Visitando a Ana María Moix en la clínica —ya de regreso en Barcelona, con buena parte de este libro escrito, pero todavía mucha angustia en el ánimo, y páginas fundamentales por arar—, la vieja amiga sonrió y me dijo: «Todo el mundo quiere a los que tenemos cáncer. Vienen muchas personas a verme». Me sentí culpable, porque desde que me anunció su enfermedad, durante su lucha de tres años y pico, nos habíamos visto poco. Pero no, rectifico, no me sentí culpable, allí mismo y pensándolo bien me enfrenté con el reproche: «Eres muy inteligente —dije—, y sin duda distingues a quien viene de visiteo de quien corre hasta ti porque te ama». Me oprimió la mano y así estuvimos durante aquellas horas, aquellas tardes en que nos despedíamos sin decirlo, en que nos regalábamos los mutuos recuerdos y ella, sobre todo, daba el ejemplo de unas últimas semanas llevadas con ironía y entereza, y con tremenda curiosidad acerca del mundo, de la política, la literatura y las humanidades. Tomadas de la mano con una fuerza que me doblaba los dedos. No importa cuánta gente hubiera en la habitación. Su mano derecha, en mi izquierda. Como dimos los primeros pasos juveniles, en proa hacia los últimos.

## Ejercicios
1 > Según el texto fuente, ¿cuánto tiempo duró la lucha de Ana María Moix contra su enfermedad?
2 > ¿Por qué se sintió culpable, según el texto fuente, quien narra al oír las palabras de Ana María Moix sobre sus visitas? Responde en una a tres oraciones.

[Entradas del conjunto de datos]
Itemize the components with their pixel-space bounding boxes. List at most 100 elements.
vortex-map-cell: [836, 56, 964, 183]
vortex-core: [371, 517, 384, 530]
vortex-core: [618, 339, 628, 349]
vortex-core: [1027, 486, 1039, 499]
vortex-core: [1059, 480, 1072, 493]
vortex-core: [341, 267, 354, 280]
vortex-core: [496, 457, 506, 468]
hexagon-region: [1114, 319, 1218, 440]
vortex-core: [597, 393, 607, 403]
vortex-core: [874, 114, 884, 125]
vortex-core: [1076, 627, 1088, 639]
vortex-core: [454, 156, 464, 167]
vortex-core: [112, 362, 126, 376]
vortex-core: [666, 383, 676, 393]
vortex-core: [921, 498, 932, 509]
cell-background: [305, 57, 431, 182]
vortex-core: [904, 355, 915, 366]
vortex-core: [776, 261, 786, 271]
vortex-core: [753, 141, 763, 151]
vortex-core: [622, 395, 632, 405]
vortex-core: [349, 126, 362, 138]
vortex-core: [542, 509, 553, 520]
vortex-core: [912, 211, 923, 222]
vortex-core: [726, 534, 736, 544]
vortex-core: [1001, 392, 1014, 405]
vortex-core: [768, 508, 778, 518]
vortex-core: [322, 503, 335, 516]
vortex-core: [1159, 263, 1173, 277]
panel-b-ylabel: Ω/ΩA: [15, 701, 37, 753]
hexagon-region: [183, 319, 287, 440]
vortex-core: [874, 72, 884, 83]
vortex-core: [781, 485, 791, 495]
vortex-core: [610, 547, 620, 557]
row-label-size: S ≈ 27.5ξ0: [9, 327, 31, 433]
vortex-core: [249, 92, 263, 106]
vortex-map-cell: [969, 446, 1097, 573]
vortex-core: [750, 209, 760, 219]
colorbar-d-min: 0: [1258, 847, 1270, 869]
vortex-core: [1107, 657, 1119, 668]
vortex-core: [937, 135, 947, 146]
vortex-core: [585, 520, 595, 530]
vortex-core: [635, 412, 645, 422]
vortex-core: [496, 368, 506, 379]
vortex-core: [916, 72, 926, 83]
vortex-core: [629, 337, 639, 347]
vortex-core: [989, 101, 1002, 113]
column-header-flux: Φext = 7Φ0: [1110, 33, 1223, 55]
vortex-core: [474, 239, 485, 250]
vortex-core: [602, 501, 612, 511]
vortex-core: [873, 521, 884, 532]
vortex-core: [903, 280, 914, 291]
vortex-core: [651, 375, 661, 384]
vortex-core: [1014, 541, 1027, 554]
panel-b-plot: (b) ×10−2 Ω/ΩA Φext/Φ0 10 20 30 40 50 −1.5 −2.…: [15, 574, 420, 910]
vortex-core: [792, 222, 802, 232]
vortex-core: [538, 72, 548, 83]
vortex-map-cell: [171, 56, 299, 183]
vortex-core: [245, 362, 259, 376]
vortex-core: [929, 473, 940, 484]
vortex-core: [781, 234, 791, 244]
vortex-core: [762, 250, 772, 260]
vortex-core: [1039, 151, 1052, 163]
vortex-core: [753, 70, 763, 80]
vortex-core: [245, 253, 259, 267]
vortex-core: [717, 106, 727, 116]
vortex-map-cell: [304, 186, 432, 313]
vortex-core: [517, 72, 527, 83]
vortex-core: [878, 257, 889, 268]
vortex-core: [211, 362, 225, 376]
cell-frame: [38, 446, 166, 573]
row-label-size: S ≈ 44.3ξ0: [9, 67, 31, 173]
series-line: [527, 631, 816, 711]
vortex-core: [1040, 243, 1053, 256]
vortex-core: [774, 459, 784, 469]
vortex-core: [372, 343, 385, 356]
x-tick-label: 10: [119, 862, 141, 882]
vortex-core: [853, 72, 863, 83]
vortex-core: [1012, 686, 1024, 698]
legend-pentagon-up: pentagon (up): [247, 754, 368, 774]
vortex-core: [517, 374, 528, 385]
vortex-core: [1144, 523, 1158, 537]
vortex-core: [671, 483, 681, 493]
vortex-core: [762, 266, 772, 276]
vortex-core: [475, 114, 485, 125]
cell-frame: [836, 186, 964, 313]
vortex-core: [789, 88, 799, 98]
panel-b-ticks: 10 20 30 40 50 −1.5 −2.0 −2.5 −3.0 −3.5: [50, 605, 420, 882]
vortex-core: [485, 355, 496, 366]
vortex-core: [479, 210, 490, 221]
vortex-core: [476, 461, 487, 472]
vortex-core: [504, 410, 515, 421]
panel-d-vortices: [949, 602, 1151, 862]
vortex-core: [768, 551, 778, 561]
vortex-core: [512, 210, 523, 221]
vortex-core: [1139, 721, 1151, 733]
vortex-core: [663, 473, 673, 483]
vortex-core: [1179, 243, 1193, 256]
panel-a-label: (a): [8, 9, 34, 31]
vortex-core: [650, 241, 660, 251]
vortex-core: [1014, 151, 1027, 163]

## Resultados esperados
1 > Tres años y pico.

2 > Se sintió culpable porque, desde que Ana María Moix le anunció su enfermedad y durante toda su lucha de tres años y pico, se habían visto poco.